> [Dataset content]
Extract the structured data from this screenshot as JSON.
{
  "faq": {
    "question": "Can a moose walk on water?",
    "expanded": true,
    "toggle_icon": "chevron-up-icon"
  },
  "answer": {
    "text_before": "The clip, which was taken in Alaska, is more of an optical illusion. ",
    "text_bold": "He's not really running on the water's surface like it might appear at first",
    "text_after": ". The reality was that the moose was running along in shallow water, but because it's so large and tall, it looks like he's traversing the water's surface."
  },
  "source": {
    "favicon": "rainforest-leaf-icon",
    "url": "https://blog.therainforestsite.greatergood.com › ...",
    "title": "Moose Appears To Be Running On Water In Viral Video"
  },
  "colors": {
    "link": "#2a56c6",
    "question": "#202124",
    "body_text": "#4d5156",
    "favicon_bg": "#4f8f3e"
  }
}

> [Directions for this task] So that nothing is lost, retype every entry in the listing above exactly.

> [Solution for this exercise]
Extract the structured data from this screenshot as JSON.
{
  "faq": {
    "question": "Can a moose walk on water?",
    "expanded": true,
    "toggle_icon": "chevron-up-icon"
  },
  "answer": {
    "text_before": "The clip, which was taken in Alaska, is more of an optical illusion. ",
    "text_bold": "He's not really running on the water's surface like it might appear at first",
    "text_after": ". The reality was that the moose was running along in shallow water, but because it's so large and tall, it looks like he's traversing the water's surface."
  },
  "source": {
    "favicon": "rainforest-leaf-icon",
    "url": "https://blog.therainforestsite.greatergood.com › ...",
    "title": "Moose Appears To Be Running On Water In Viral Video"
  },
  "colors": {
    "link": "#2a56c6",
    "question": "#202124",
    "body_text": "#4d5156",
    "favicon_bg": "#4f8f3e"
  }
}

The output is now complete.